Pull out every line from the listing that has the word "inches".

## Information provided
-*-

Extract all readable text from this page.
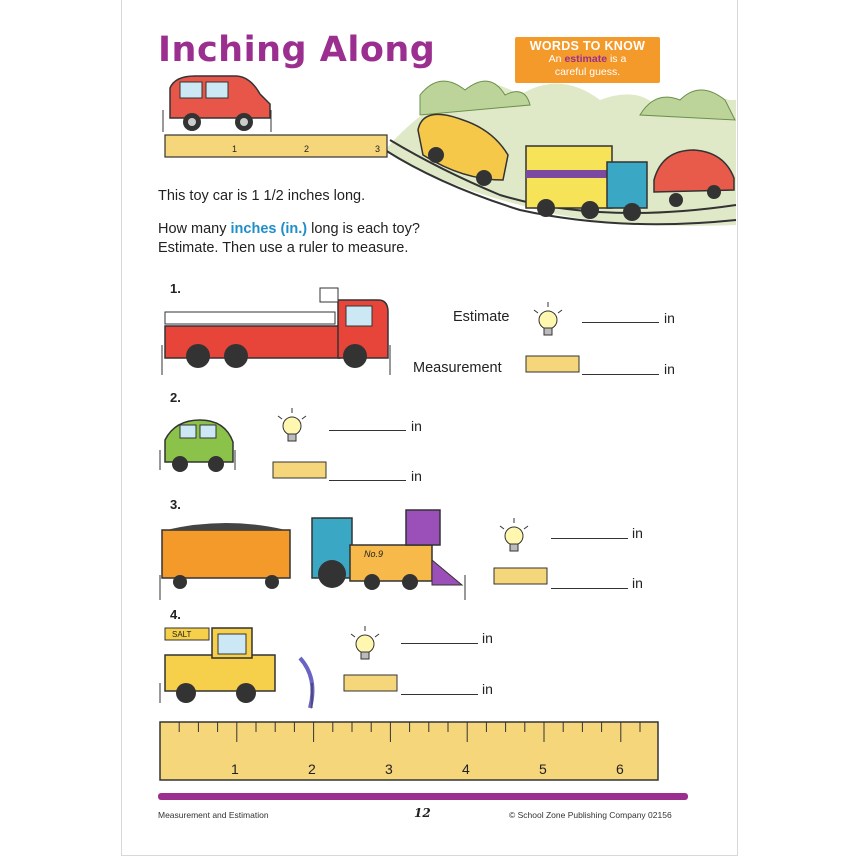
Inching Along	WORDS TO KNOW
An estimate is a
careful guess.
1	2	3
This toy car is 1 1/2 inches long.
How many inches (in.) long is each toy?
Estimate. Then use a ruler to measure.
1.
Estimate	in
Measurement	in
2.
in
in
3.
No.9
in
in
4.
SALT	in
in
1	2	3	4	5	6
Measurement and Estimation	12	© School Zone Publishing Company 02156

-*-

## Answer below
This toy car is 1 1/2 inches long.
How many inches (in.) long is each toy?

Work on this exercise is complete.